Short problem>
From the entries below, tally how many lines contain "annotation" and report only that figure.
── Source data ──
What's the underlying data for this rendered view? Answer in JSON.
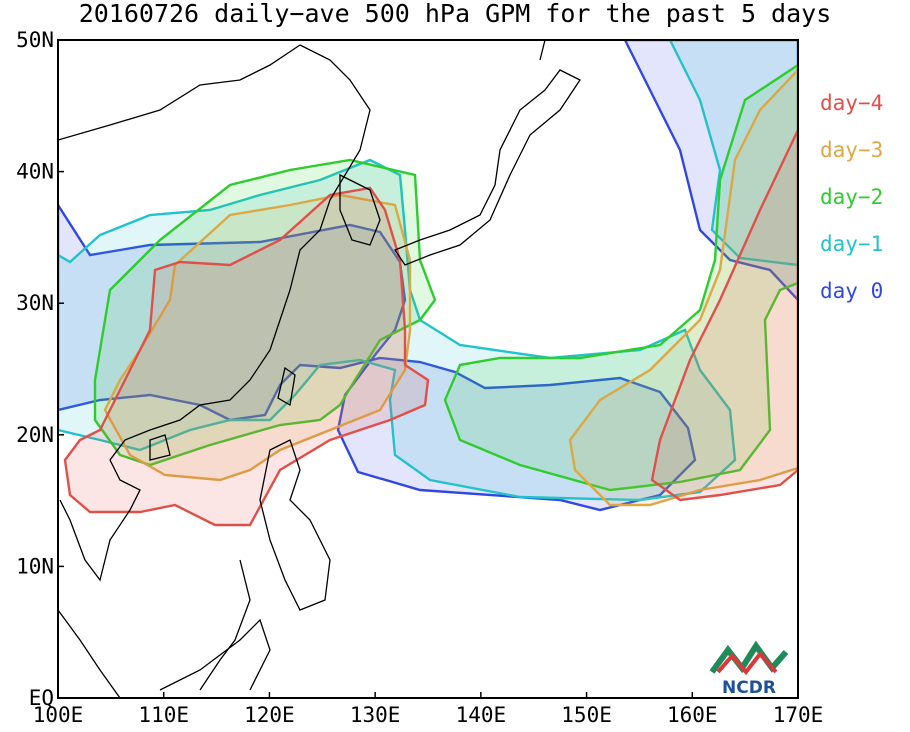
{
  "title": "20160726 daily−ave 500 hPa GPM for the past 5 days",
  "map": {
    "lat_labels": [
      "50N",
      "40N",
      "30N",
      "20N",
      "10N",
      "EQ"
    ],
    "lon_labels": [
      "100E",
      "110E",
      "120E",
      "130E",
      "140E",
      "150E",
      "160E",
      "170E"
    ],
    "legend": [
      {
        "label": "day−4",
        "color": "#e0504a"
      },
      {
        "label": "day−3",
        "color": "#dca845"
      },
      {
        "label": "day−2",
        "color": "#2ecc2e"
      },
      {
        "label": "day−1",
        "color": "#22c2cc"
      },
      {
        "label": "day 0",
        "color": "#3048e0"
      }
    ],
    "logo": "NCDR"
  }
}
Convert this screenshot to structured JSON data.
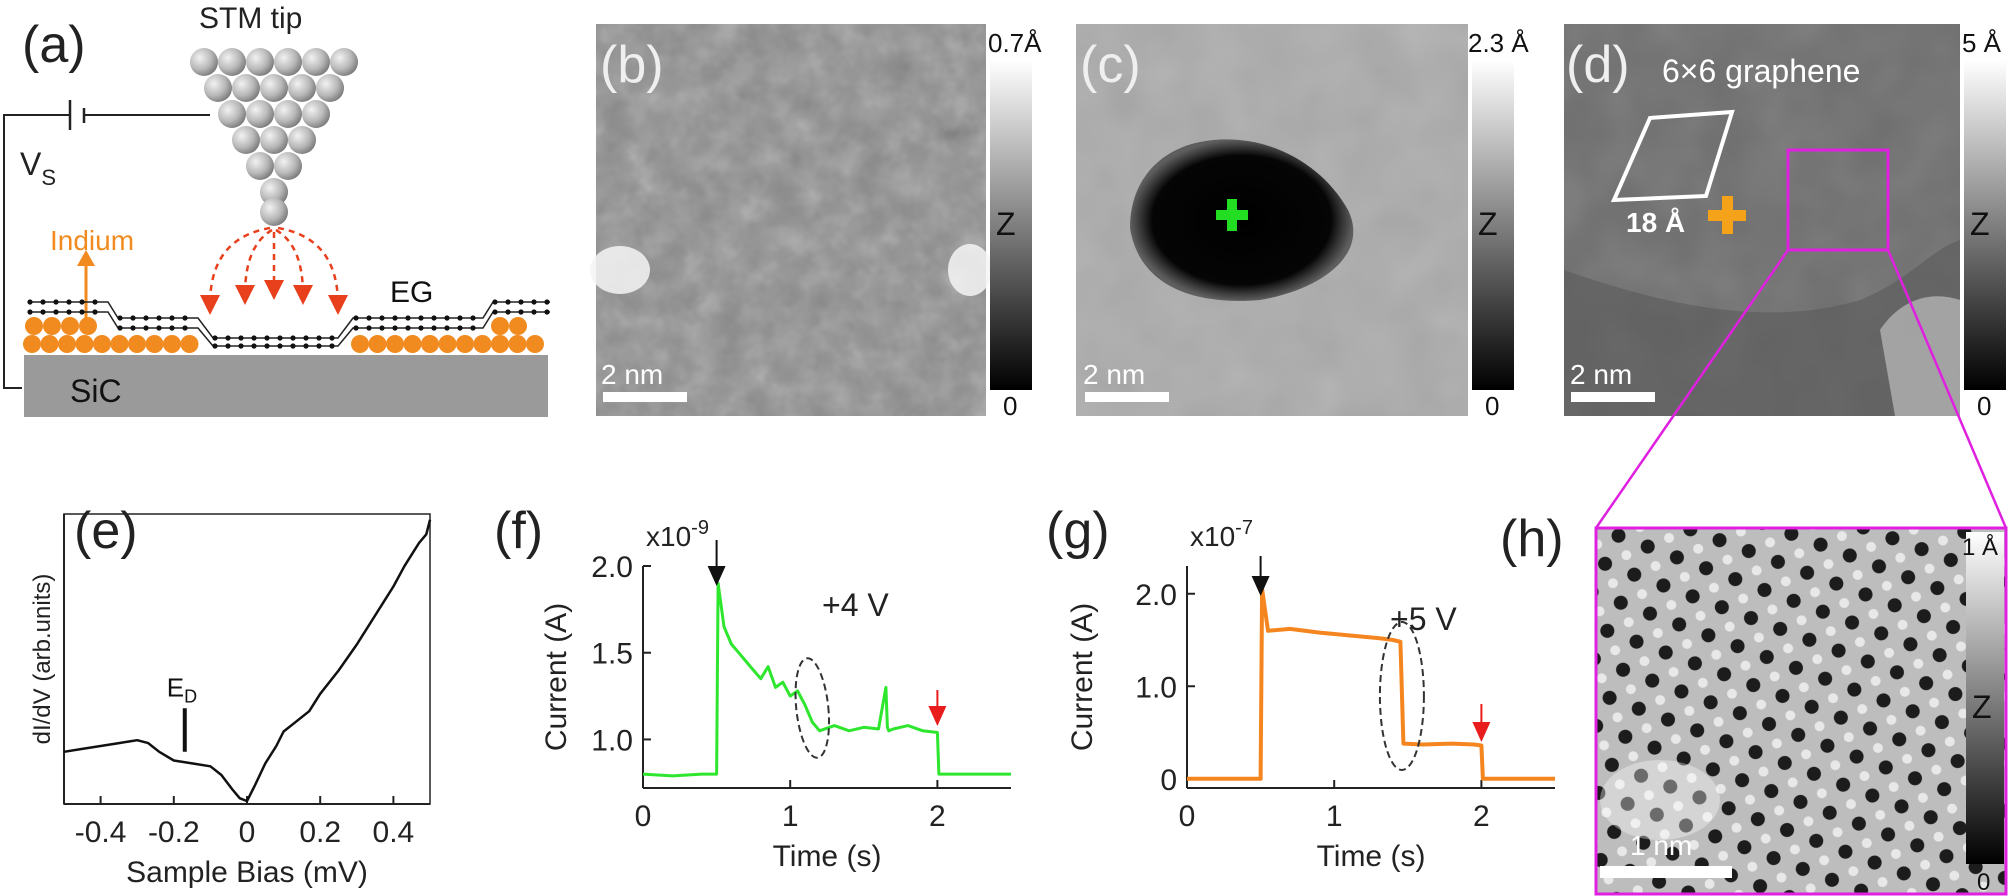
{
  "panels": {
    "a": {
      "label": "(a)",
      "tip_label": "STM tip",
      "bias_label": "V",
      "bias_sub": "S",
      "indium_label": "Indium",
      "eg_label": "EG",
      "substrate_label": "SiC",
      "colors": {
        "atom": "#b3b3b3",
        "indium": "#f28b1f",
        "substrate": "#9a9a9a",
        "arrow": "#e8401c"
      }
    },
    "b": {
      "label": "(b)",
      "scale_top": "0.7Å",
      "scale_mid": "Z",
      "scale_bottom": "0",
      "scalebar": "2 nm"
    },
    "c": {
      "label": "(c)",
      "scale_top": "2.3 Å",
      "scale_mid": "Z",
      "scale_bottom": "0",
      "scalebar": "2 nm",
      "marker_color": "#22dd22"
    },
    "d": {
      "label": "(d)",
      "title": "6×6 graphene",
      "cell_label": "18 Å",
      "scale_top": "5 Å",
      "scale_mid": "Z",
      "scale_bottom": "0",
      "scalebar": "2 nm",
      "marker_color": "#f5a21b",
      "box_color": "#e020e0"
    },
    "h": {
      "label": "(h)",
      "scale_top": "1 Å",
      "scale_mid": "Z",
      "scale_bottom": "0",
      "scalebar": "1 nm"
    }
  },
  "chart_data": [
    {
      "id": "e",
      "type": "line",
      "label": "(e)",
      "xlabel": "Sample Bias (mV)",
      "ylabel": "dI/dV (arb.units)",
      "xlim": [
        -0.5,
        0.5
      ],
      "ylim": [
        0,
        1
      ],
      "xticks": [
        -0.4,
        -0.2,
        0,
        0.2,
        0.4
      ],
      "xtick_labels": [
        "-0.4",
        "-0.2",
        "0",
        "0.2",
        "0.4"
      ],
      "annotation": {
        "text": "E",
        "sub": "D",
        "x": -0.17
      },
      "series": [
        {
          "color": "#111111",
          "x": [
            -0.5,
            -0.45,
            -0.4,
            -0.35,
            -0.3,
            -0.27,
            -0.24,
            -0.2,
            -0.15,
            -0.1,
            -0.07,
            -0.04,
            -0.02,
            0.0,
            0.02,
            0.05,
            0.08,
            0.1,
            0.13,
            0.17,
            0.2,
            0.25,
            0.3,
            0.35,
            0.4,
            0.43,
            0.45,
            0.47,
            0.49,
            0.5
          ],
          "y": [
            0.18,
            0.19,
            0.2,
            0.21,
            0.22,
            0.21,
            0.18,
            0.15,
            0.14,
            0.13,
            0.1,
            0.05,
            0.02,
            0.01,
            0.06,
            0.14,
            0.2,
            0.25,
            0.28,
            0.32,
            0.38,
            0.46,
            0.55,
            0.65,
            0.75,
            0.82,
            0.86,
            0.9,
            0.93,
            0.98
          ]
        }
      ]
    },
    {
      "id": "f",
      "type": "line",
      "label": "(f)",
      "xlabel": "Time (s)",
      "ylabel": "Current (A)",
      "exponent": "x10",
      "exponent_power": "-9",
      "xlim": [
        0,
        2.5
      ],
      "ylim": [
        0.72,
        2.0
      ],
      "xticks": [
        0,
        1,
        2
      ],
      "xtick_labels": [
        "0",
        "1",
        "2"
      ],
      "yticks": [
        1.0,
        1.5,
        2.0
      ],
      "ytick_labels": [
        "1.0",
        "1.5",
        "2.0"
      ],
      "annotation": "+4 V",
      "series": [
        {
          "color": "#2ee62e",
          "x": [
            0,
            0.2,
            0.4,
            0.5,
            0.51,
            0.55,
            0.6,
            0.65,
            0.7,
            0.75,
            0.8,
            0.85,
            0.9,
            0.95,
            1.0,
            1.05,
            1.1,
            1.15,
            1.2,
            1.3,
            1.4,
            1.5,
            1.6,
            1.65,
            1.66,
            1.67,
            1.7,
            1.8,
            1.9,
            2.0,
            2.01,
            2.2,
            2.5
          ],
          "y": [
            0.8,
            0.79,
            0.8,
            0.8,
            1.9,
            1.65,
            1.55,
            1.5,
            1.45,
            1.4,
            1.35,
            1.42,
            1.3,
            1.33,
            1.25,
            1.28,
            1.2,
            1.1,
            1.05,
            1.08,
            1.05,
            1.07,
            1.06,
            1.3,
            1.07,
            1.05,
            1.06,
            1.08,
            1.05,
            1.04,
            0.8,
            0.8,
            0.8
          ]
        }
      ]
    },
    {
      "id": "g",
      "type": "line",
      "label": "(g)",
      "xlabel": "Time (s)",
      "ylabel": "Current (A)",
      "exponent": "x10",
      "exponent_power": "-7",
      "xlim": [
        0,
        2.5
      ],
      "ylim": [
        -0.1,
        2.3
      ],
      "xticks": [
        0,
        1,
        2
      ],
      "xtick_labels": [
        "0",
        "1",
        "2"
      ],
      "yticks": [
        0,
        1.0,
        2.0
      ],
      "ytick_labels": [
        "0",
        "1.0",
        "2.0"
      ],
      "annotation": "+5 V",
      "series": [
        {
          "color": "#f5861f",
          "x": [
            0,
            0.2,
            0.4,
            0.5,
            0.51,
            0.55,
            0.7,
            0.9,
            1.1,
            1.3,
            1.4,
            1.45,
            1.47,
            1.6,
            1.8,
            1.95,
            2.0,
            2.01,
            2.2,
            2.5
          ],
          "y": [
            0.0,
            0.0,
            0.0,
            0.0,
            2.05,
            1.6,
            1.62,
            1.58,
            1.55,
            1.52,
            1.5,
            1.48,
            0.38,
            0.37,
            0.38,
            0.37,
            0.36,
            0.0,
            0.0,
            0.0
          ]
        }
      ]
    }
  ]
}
───
Worked solution>
3